#### [Problem]
Your task is to transcribe the records exactly, skipping every image.

#### [Dataset]

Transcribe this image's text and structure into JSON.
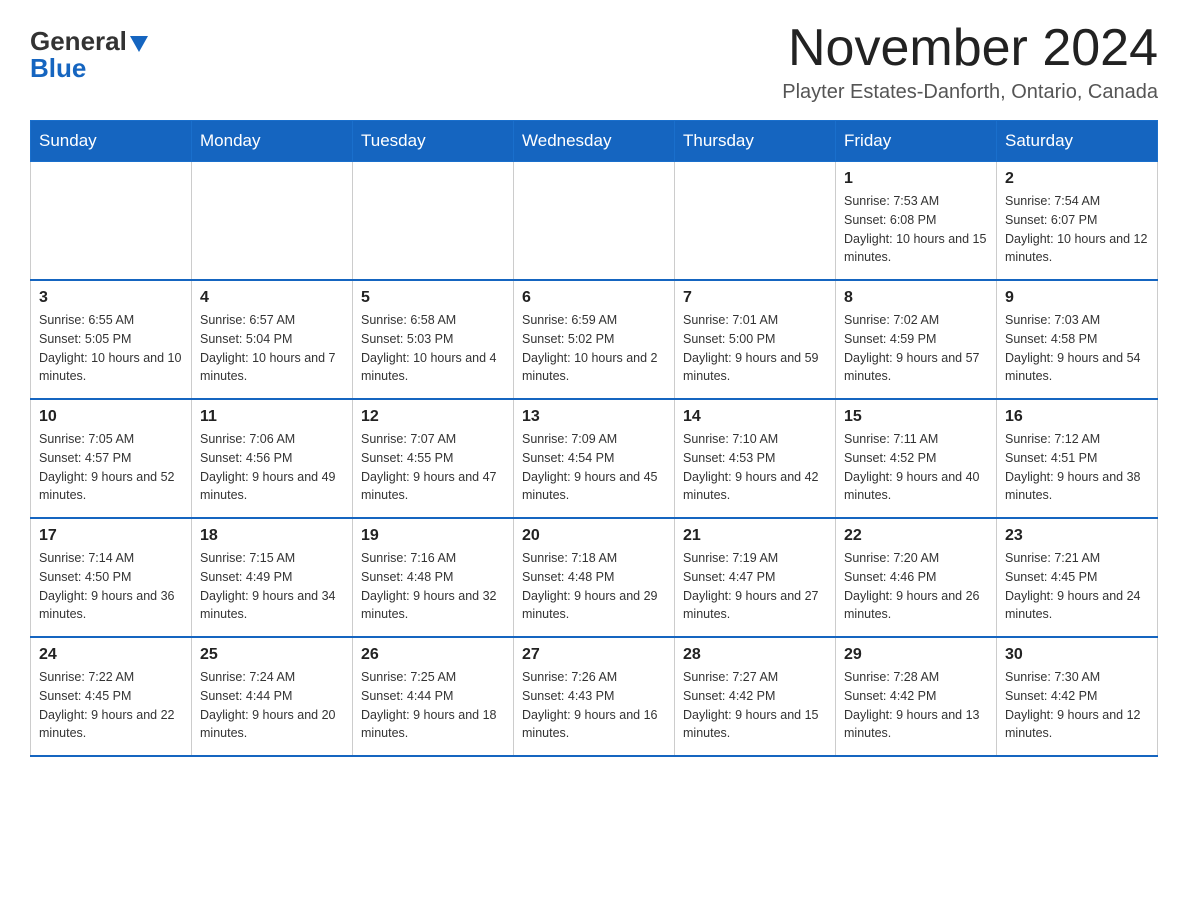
{
  "logo": {
    "general": "General",
    "triangle": "▲",
    "blue": "Blue"
  },
  "header": {
    "month_year": "November 2024",
    "location": "Playter Estates-Danforth, Ontario, Canada"
  },
  "days_of_week": [
    "Sunday",
    "Monday",
    "Tuesday",
    "Wednesday",
    "Thursday",
    "Friday",
    "Saturday"
  ],
  "weeks": [
    [
      {
        "day": "",
        "info": ""
      },
      {
        "day": "",
        "info": ""
      },
      {
        "day": "",
        "info": ""
      },
      {
        "day": "",
        "info": ""
      },
      {
        "day": "",
        "info": ""
      },
      {
        "day": "1",
        "info": "Sunrise: 7:53 AM\nSunset: 6:08 PM\nDaylight: 10 hours and 15 minutes."
      },
      {
        "day": "2",
        "info": "Sunrise: 7:54 AM\nSunset: 6:07 PM\nDaylight: 10 hours and 12 minutes."
      }
    ],
    [
      {
        "day": "3",
        "info": "Sunrise: 6:55 AM\nSunset: 5:05 PM\nDaylight: 10 hours and 10 minutes."
      },
      {
        "day": "4",
        "info": "Sunrise: 6:57 AM\nSunset: 5:04 PM\nDaylight: 10 hours and 7 minutes."
      },
      {
        "day": "5",
        "info": "Sunrise: 6:58 AM\nSunset: 5:03 PM\nDaylight: 10 hours and 4 minutes."
      },
      {
        "day": "6",
        "info": "Sunrise: 6:59 AM\nSunset: 5:02 PM\nDaylight: 10 hours and 2 minutes."
      },
      {
        "day": "7",
        "info": "Sunrise: 7:01 AM\nSunset: 5:00 PM\nDaylight: 9 hours and 59 minutes."
      },
      {
        "day": "8",
        "info": "Sunrise: 7:02 AM\nSunset: 4:59 PM\nDaylight: 9 hours and 57 minutes."
      },
      {
        "day": "9",
        "info": "Sunrise: 7:03 AM\nSunset: 4:58 PM\nDaylight: 9 hours and 54 minutes."
      }
    ],
    [
      {
        "day": "10",
        "info": "Sunrise: 7:05 AM\nSunset: 4:57 PM\nDaylight: 9 hours and 52 minutes."
      },
      {
        "day": "11",
        "info": "Sunrise: 7:06 AM\nSunset: 4:56 PM\nDaylight: 9 hours and 49 minutes."
      },
      {
        "day": "12",
        "info": "Sunrise: 7:07 AM\nSunset: 4:55 PM\nDaylight: 9 hours and 47 minutes."
      },
      {
        "day": "13",
        "info": "Sunrise: 7:09 AM\nSunset: 4:54 PM\nDaylight: 9 hours and 45 minutes."
      },
      {
        "day": "14",
        "info": "Sunrise: 7:10 AM\nSunset: 4:53 PM\nDaylight: 9 hours and 42 minutes."
      },
      {
        "day": "15",
        "info": "Sunrise: 7:11 AM\nSunset: 4:52 PM\nDaylight: 9 hours and 40 minutes."
      },
      {
        "day": "16",
        "info": "Sunrise: 7:12 AM\nSunset: 4:51 PM\nDaylight: 9 hours and 38 minutes."
      }
    ],
    [
      {
        "day": "17",
        "info": "Sunrise: 7:14 AM\nSunset: 4:50 PM\nDaylight: 9 hours and 36 minutes."
      },
      {
        "day": "18",
        "info": "Sunrise: 7:15 AM\nSunset: 4:49 PM\nDaylight: 9 hours and 34 minutes."
      },
      {
        "day": "19",
        "info": "Sunrise: 7:16 AM\nSunset: 4:48 PM\nDaylight: 9 hours and 32 minutes."
      },
      {
        "day": "20",
        "info": "Sunrise: 7:18 AM\nSunset: 4:48 PM\nDaylight: 9 hours and 29 minutes."
      },
      {
        "day": "21",
        "info": "Sunrise: 7:19 AM\nSunset: 4:47 PM\nDaylight: 9 hours and 27 minutes."
      },
      {
        "day": "22",
        "info": "Sunrise: 7:20 AM\nSunset: 4:46 PM\nDaylight: 9 hours and 26 minutes."
      },
      {
        "day": "23",
        "info": "Sunrise: 7:21 AM\nSunset: 4:45 PM\nDaylight: 9 hours and 24 minutes."
      }
    ],
    [
      {
        "day": "24",
        "info": "Sunrise: 7:22 AM\nSunset: 4:45 PM\nDaylight: 9 hours and 22 minutes."
      },
      {
        "day": "25",
        "info": "Sunrise: 7:24 AM\nSunset: 4:44 PM\nDaylight: 9 hours and 20 minutes."
      },
      {
        "day": "26",
        "info": "Sunrise: 7:25 AM\nSunset: 4:44 PM\nDaylight: 9 hours and 18 minutes."
      },
      {
        "day": "27",
        "info": "Sunrise: 7:26 AM\nSunset: 4:43 PM\nDaylight: 9 hours and 16 minutes."
      },
      {
        "day": "28",
        "info": "Sunrise: 7:27 AM\nSunset: 4:42 PM\nDaylight: 9 hours and 15 minutes."
      },
      {
        "day": "29",
        "info": "Sunrise: 7:28 AM\nSunset: 4:42 PM\nDaylight: 9 hours and 13 minutes."
      },
      {
        "day": "30",
        "info": "Sunrise: 7:30 AM\nSunset: 4:42 PM\nDaylight: 9 hours and 12 minutes."
      }
    ]
  ]
}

#### [Solved problem]
Transcribe this image's text and structure into JSON.
{
  "logo": {
    "general": "General",
    "triangle": "▲",
    "blue": "Blue"
  },
  "header": {
    "month_year": "November 2024",
    "location": "Playter Estates-Danforth, Ontario, Canada"
  },
  "days_of_week": [
    "Sunday",
    "Monday",
    "Tuesday",
    "Wednesday",
    "Thursday",
    "Friday",
    "Saturday"
  ],
  "weeks": [
    [
      {
        "day": "",
        "info": ""
      },
      {
        "day": "",
        "info": ""
      },
      {
        "day": "",
        "info": ""
      },
      {
        "day": "",
        "info": ""
      },
      {
        "day": "",
        "info": ""
      },
      {
        "day": "1",
        "info": "Sunrise: 7:53 AM\nSunset: 6:08 PM\nDaylight: 10 hours and 15 minutes."
      },
      {
        "day": "2",
        "info": "Sunrise: 7:54 AM\nSunset: 6:07 PM\nDaylight: 10 hours and 12 minutes."
      }
    ],
    [
      {
        "day": "3",
        "info": "Sunrise: 6:55 AM\nSunset: 5:05 PM\nDaylight: 10 hours and 10 minutes."
      },
      {
        "day": "4",
        "info": "Sunrise: 6:57 AM\nSunset: 5:04 PM\nDaylight: 10 hours and 7 minutes."
      },
      {
        "day": "5",
        "info": "Sunrise: 6:58 AM\nSunset: 5:03 PM\nDaylight: 10 hours and 4 minutes."
      },
      {
        "day": "6",
        "info": "Sunrise: 6:59 AM\nSunset: 5:02 PM\nDaylight: 10 hours and 2 minutes."
      },
      {
        "day": "7",
        "info": "Sunrise: 7:01 AM\nSunset: 5:00 PM\nDaylight: 9 hours and 59 minutes."
      },
      {
        "day": "8",
        "info": "Sunrise: 7:02 AM\nSunset: 4:59 PM\nDaylight: 9 hours and 57 minutes."
      },
      {
        "day": "9",
        "info": "Sunrise: 7:03 AM\nSunset: 4:58 PM\nDaylight: 9 hours and 54 minutes."
      }
    ],
    [
      {
        "day": "10",
        "info": "Sunrise: 7:05 AM\nSunset: 4:57 PM\nDaylight: 9 hours and 52 minutes."
      },
      {
        "day": "11",
        "info": "Sunrise: 7:06 AM\nSunset: 4:56 PM\nDaylight: 9 hours and 49 minutes."
      },
      {
        "day": "12",
        "info": "Sunrise: 7:07 AM\nSunset: 4:55 PM\nDaylight: 9 hours and 47 minutes."
      },
      {
        "day": "13",
        "info": "Sunrise: 7:09 AM\nSunset: 4:54 PM\nDaylight: 9 hours and 45 minutes."
      },
      {
        "day": "14",
        "info": "Sunrise: 7:10 AM\nSunset: 4:53 PM\nDaylight: 9 hours and 42 minutes."
      },
      {
        "day": "15",
        "info": "Sunrise: 7:11 AM\nSunset: 4:52 PM\nDaylight: 9 hours and 40 minutes."
      },
      {
        "day": "16",
        "info": "Sunrise: 7:12 AM\nSunset: 4:51 PM\nDaylight: 9 hours and 38 minutes."
      }
    ],
    [
      {
        "day": "17",
        "info": "Sunrise: 7:14 AM\nSunset: 4:50 PM\nDaylight: 9 hours and 36 minutes."
      },
      {
        "day": "18",
        "info": "Sunrise: 7:15 AM\nSunset: 4:49 PM\nDaylight: 9 hours and 34 minutes."
      },
      {
        "day": "19",
        "info": "Sunrise: 7:16 AM\nSunset: 4:48 PM\nDaylight: 9 hours and 32 minutes."
      },
      {
        "day": "20",
        "info": "Sunrise: 7:18 AM\nSunset: 4:48 PM\nDaylight: 9 hours and 29 minutes."
      },
      {
        "day": "21",
        "info": "Sunrise: 7:19 AM\nSunset: 4:47 PM\nDaylight: 9 hours and 27 minutes."
      },
      {
        "day": "22",
        "info": "Sunrise: 7:20 AM\nSunset: 4:46 PM\nDaylight: 9 hours and 26 minutes."
      },
      {
        "day": "23",
        "info": "Sunrise: 7:21 AM\nSunset: 4:45 PM\nDaylight: 9 hours and 24 minutes."
      }
    ],
    [
      {
        "day": "24",
        "info": "Sunrise: 7:22 AM\nSunset: 4:45 PM\nDaylight: 9 hours and 22 minutes."
      },
      {
        "day": "25",
        "info": "Sunrise: 7:24 AM\nSunset: 4:44 PM\nDaylight: 9 hours and 20 minutes."
      },
      {
        "day": "26",
        "info": "Sunrise: 7:25 AM\nSunset: 4:44 PM\nDaylight: 9 hours and 18 minutes."
      },
      {
        "day": "27",
        "info": "Sunrise: 7:26 AM\nSunset: 4:43 PM\nDaylight: 9 hours and 16 minutes."
      },
      {
        "day": "28",
        "info": "Sunrise: 7:27 AM\nSunset: 4:42 PM\nDaylight: 9 hours and 15 minutes."
      },
      {
        "day": "29",
        "info": "Sunrise: 7:28 AM\nSunset: 4:42 PM\nDaylight: 9 hours and 13 minutes."
      },
      {
        "day": "30",
        "info": "Sunrise: 7:30 AM\nSunset: 4:42 PM\nDaylight: 9 hours and 12 minutes."
      }
    ]
  ]
}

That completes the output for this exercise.